• **Exercise description**:
Reply with one number: how many lines contain the word "School".

• **Available data**:
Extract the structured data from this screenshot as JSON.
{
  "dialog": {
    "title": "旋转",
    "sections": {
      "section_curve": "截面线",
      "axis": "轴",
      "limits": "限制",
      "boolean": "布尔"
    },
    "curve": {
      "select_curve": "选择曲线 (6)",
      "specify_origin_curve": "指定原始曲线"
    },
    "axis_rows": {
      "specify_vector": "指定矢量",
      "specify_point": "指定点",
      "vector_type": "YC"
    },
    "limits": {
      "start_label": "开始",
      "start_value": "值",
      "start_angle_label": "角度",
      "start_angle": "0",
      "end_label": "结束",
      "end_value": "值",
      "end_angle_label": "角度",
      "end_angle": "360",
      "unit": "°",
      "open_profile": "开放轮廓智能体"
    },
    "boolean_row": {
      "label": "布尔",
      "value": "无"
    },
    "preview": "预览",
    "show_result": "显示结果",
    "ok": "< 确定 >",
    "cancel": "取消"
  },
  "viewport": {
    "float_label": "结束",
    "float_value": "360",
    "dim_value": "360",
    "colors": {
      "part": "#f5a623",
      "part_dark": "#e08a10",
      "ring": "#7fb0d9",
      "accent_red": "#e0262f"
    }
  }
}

---

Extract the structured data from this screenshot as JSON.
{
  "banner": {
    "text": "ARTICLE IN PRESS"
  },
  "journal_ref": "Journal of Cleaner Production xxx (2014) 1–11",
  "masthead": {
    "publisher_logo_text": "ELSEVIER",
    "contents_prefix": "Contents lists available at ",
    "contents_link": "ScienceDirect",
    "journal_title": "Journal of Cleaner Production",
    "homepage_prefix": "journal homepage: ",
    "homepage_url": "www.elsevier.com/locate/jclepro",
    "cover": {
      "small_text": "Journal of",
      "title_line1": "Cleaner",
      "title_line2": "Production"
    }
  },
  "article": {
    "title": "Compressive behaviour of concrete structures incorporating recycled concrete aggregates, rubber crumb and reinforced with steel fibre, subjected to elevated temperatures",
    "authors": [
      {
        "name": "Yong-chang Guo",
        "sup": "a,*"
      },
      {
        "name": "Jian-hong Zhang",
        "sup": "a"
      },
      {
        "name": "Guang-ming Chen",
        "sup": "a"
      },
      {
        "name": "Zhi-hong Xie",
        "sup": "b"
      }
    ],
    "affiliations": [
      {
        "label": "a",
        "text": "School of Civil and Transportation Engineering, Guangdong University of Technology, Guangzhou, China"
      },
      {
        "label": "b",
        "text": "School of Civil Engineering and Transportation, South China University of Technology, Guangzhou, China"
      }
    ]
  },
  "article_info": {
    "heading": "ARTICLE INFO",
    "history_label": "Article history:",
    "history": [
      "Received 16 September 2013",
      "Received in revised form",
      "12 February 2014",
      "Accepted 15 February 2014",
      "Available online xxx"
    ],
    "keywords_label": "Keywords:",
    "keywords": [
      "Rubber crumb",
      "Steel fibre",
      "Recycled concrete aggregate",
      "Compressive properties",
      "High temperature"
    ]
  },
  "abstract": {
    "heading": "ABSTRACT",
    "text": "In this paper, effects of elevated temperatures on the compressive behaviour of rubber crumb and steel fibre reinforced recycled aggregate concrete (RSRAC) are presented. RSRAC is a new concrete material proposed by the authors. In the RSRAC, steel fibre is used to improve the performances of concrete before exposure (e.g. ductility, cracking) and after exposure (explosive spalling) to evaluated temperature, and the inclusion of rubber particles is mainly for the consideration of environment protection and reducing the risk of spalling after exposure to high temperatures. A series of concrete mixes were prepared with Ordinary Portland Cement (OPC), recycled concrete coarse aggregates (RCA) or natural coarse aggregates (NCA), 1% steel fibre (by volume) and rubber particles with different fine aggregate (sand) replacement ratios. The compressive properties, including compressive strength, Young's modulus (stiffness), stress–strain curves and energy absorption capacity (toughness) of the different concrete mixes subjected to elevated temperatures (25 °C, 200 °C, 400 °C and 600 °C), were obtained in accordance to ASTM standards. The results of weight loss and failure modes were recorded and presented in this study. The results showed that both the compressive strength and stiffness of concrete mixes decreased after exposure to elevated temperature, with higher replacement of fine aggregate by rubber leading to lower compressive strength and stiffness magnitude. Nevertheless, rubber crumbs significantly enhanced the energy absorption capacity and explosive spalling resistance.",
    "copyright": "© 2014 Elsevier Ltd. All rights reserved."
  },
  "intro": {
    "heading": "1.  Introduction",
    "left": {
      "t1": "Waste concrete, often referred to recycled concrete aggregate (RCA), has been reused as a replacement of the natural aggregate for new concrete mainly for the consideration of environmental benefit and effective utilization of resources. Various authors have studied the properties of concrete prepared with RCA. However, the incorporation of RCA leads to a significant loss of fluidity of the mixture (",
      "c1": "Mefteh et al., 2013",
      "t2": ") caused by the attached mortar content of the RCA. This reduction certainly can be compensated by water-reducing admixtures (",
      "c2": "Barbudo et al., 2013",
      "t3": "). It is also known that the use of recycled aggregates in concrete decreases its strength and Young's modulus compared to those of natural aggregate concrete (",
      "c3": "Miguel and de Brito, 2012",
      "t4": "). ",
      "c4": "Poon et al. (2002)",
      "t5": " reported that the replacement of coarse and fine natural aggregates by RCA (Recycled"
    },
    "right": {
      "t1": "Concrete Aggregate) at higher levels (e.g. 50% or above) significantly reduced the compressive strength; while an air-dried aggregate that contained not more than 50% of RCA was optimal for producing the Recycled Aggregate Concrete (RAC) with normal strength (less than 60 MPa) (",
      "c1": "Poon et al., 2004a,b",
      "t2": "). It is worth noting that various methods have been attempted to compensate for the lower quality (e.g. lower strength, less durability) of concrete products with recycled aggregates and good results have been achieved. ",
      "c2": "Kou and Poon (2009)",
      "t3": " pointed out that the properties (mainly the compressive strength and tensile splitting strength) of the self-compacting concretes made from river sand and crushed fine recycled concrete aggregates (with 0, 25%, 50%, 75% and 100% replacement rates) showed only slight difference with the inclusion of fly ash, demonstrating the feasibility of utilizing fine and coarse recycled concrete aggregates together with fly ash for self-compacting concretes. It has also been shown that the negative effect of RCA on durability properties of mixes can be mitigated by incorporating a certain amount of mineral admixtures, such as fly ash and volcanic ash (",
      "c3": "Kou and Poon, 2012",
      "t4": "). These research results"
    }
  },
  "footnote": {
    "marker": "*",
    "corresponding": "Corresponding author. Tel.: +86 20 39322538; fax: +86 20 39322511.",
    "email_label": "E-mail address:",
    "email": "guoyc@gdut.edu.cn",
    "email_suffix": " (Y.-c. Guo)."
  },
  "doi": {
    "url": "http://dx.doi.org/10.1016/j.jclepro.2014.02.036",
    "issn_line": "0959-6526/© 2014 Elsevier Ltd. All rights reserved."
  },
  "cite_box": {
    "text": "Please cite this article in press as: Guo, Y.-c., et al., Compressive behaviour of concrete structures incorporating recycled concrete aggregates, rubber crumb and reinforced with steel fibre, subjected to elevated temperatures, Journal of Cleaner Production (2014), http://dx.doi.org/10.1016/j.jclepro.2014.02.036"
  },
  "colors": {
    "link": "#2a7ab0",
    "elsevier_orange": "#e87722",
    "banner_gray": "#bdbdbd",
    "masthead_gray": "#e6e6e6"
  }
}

• **Reply to the task**:
2